>> start EXERCISE MATERIALS
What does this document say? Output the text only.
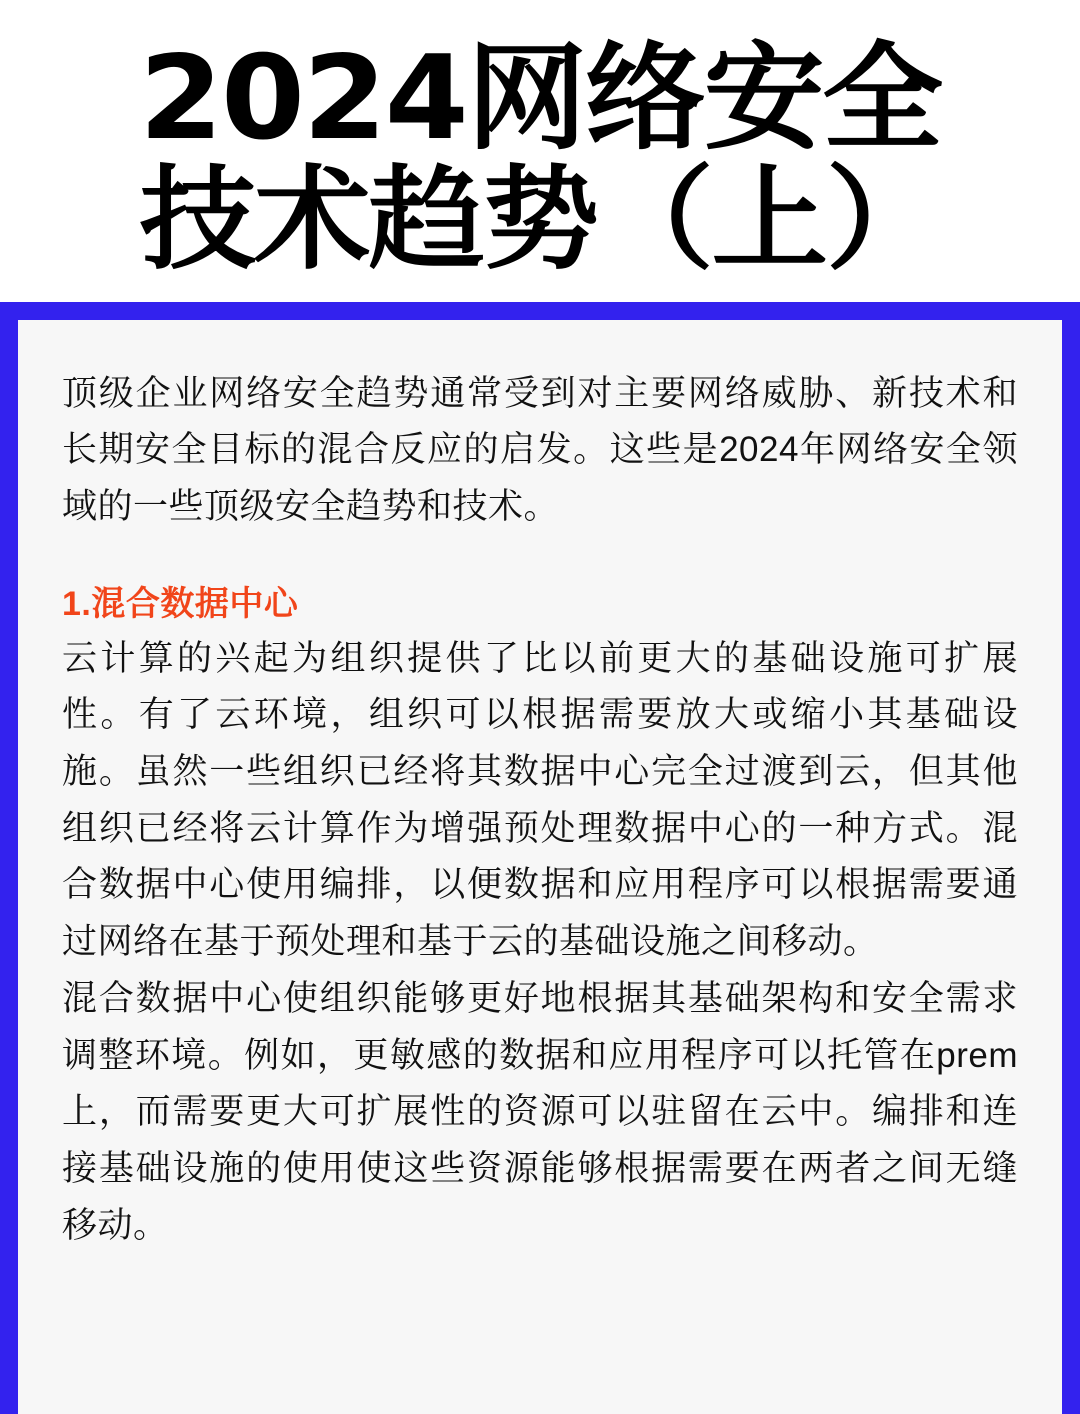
2024网络安全
技术趋势（上）

顶级企业网络安全趋势通常受到对主要网络威胁、新技术和长期安全目标的混合反应的启发。这些是2024年网络安全领域的一些顶级安全趋势和技术。

1.混合数据中心

云计算的兴起为组织提供了比以前更大的基础设施可扩展性。有了云环境，组织可以根据需要放大或缩小其基础设施。虽然一些组织已经将其数据中心完全过渡到云，但其他组织已经将云计算作为增强预处理数据中心的一种方式。混合数据中心使用编排，以便数据和应用程序可以根据需要通过网络在基于预处理和基于云的基础设施之间移动。

混合数据中心使组织能够更好地根据其基础架构和安全需求调整环境。例如，更敏感的数据和应用程序可以托管在prem上，而需要更大可扩展性的资源可以驻留在云中。编排和连接基础设施的使用使这些资源能够根据需要在两者之间无缝移动。
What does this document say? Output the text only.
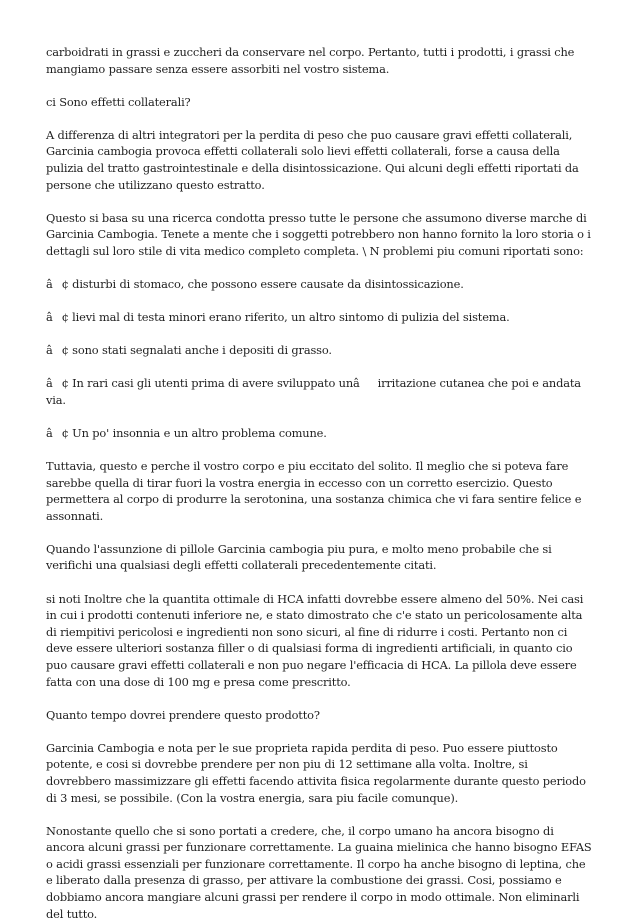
carboidrati in grassi e zuccheri da conservare nel corpo. Pertanto, tutti i prodotti, i grassi che mangiamo passare senza essere assorbiti nel vostro sistema.

ci Sono effetti collaterali?

A differenza di altri integratori per la perdita di peso che puo causare gravi effetti collaterali, Garcinia cambogia provoca effetti collaterali solo lievi effetti collaterali, forse a causa della pulizia del tratto gastrointestinale e della disintossicazione. Qui alcuni degli effetti riportati da persone che utilizzano questo estratto.

Questo si basa su una ricerca condotta presso tutte le persone che assumono diverse marche di Garcinia Cambogia. Tenete a mente che i soggetti potrebbero non hanno fornito la loro storia o i dettagli sul loro stile di vita medico completo completa. \ N problemi piu comuni riportati sono:

â¢ disturbi di stomaco, che possono essere causate da disintossicazione.

â¢ lievi mal di testa minori erano riferito, un altro sintomo di pulizia del sistema.

â¢ sono stati segnalati anche i depositi di grasso.

â¢ In rari casi gli utenti prima di avere sviluppato unâirritazione cutanea che poi e andata via.

â¢ Un po' insonnia e un altro problema comune.

Tuttavia, questo e perche il vostro corpo e piu eccitato del solito. Il meglio che si poteva fare sarebbe quella di tirar fuori la vostra energia in eccesso con un corretto esercizio. Questo permettera al corpo di produrre la serotonina, una sostanza chimica che vi fara sentire felice e assonnati.

Quando l'assunzione di pillole Garcinia cambogia piu pura, e molto meno probabile che si verifichi una qualsiasi degli effetti collaterali precedentemente citati.

si noti Inoltre che la quantita ottimale di HCA infatti dovrebbe essere almeno del 50%. Nei casi in cui i prodotti contenuti inferiore ne, e stato dimostrato che c'e stato un pericolosamente alta di riempitivi pericolosi e ingredienti non sono sicuri, al fine di ridurre i costi. Pertanto non ci deve essere ulteriori sostanza filler o di qualsiasi forma di ingredienti artificiali, in quanto cio puo causare gravi effetti collaterali e non puo negare l'efficacia di HCA. La pillola deve essere fatta con una dose di 100 mg e presa come prescritto.

Quanto tempo dovrei prendere questo prodotto?

Garcinia Cambogia e nota per le sue proprieta rapida perdita di peso. Puo essere piuttosto potente, e cosi si dovrebbe prendere per non piu di 12 settimane alla volta. Inoltre, si dovrebbero massimizzare gli effetti facendo attivita fisica regolarmente durante questo periodo di 3 mesi, se possibile. (Con la vostra energia, sara piu facile comunque).

Nonostante quello che si sono portati a credere, che, il corpo umano ha ancora bisogno di ancora alcuni grassi per funzionare correttamente. La guaina mielinica che hanno bisogno EFAS o acidi grassi essenziali per funzionare correttamente. Il corpo ha anche bisogno di leptina, che e liberato dalla presenza di grasso, per attivare la combustione dei grassi. Cosi, possiamo e dobbiamo ancora mangiare alcuni grassi per rendere il corpo in modo ottimale. Non eliminarli del tutto.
>> end EXERCISE MATERIALS
Among the entries above, identify all lines with "qualsiasi" and copy them.

▸ **SOLVED EXERCISE**
Quando l'assunzione di pillole Garcinia cambogia piu pura, e molto meno probabile che si verifichi una qualsiasi degli effetti collaterali precedentemente citati.
si noti Inoltre che la quantita ottimale di HCA infatti dovrebbe essere almeno del 50%. Nei casi in cui i prodotti contenuti inferiore ne, e stato dimostrato che c'e stato un pericolosamente alta di riempitivi pericolosi e ingredienti non sono sicuri, al fine di ridurre i costi. Pertanto non ci deve essere ulteriori sostanza filler o di qualsiasi forma di ingredienti artificiali, in quanto cio puo causare gravi effetti collaterali e non puo negare l'efficacia di HCA. La pillola deve essere fatta con una dose di 100 mg e presa come prescritto.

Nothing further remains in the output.